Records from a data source
◆ ◆ ◆ ◆ ◆

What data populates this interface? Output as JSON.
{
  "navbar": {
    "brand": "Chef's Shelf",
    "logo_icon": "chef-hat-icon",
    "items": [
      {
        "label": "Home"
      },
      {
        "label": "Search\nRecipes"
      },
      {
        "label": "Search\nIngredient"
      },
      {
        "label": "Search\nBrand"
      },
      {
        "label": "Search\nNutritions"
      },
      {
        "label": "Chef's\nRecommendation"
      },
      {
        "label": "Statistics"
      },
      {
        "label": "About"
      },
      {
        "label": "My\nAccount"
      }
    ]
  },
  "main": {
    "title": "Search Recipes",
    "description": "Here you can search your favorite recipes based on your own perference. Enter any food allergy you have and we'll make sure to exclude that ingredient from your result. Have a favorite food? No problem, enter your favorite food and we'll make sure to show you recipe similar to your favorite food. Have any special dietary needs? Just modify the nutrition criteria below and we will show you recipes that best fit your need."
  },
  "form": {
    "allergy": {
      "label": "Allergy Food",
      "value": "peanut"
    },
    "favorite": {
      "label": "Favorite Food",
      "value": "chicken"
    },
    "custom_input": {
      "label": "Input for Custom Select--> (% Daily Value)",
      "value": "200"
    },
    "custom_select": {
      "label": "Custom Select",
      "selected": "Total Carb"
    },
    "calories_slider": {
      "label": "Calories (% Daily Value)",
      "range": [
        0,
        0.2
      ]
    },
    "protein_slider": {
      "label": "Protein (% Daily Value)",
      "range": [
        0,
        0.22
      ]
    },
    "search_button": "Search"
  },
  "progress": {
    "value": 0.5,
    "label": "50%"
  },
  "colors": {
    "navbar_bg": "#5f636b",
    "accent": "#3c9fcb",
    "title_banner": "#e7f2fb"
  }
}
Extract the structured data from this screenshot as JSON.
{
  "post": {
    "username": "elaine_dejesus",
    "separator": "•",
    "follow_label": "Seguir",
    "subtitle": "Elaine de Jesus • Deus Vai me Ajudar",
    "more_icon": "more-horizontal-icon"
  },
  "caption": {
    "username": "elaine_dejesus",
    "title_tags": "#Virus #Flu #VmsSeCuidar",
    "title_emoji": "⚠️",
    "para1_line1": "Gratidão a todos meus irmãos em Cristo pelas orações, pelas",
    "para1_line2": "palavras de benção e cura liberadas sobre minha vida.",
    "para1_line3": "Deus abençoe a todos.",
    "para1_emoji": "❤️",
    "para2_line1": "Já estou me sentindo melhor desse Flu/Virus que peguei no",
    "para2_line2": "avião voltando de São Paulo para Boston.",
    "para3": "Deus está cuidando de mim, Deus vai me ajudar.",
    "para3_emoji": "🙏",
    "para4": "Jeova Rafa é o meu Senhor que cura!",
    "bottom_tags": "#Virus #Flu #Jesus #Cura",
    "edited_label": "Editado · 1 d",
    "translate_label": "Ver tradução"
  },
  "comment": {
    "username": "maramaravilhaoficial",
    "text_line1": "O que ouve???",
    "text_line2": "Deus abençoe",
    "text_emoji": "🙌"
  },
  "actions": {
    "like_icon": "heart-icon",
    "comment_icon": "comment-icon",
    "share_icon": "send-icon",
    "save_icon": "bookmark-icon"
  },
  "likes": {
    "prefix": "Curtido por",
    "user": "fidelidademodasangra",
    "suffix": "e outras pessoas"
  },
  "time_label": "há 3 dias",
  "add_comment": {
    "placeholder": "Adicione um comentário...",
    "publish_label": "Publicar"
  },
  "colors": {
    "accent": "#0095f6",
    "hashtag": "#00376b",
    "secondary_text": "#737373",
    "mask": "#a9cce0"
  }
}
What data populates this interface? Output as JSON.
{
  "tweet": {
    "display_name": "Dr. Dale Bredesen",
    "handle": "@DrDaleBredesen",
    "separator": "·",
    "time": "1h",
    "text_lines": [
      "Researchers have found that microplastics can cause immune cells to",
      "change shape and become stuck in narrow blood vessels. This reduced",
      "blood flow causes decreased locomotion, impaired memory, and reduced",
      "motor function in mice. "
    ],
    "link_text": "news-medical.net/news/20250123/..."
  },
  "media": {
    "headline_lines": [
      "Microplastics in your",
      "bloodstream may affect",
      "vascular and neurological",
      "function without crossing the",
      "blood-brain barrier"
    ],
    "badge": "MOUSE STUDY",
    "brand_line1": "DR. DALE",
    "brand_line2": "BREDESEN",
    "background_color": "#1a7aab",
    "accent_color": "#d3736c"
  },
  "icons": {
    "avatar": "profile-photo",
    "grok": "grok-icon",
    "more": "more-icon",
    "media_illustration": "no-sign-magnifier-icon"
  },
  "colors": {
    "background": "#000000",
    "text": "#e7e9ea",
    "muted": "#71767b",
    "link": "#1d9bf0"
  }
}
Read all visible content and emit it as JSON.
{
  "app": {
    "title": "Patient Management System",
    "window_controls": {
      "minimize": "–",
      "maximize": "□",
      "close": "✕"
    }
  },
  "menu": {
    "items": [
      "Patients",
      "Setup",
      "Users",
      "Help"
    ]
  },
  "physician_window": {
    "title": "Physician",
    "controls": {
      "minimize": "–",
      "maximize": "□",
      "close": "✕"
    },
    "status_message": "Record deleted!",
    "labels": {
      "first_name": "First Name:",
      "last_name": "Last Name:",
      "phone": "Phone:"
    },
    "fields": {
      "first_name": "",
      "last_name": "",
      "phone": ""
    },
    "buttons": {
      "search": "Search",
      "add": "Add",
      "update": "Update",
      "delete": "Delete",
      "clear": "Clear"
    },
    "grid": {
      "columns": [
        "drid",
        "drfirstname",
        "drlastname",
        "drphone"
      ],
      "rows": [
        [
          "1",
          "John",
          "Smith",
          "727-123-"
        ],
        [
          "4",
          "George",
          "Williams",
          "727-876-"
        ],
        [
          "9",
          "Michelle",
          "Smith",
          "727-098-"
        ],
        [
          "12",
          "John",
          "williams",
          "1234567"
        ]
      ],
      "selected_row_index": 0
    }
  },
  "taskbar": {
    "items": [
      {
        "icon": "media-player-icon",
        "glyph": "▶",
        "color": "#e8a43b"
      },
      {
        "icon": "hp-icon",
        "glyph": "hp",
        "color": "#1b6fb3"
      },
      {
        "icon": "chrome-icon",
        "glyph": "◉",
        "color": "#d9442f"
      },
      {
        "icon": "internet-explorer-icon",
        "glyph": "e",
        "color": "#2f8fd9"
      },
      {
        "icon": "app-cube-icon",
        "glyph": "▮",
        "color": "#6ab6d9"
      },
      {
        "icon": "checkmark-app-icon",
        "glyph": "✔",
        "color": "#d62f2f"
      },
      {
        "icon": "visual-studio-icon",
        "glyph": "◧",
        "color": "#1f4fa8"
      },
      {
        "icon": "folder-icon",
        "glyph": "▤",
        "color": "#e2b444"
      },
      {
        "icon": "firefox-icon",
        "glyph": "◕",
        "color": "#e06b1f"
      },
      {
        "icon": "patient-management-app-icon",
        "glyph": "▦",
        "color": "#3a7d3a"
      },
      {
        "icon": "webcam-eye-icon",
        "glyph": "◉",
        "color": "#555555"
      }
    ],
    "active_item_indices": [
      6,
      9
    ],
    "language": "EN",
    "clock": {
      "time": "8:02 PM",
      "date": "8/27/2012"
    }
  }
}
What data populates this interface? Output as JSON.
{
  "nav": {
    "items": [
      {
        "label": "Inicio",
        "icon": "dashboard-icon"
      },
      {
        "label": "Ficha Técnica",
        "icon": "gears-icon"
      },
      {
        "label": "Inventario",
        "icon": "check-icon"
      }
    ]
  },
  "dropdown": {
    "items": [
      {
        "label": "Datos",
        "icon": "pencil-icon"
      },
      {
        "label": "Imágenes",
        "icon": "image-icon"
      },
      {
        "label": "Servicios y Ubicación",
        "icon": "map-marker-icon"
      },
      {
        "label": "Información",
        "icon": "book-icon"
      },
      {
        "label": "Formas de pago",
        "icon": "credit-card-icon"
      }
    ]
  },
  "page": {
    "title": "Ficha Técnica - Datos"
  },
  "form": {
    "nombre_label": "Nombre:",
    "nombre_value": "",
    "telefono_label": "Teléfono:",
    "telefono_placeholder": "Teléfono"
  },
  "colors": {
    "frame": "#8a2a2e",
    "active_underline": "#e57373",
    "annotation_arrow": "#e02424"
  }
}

◆ ◆ ◆ ◆ ◆

- _Activity_
The string "todos" may appear in the entries. Say how many lines contain it, as a bare number.

- _Written solution_
2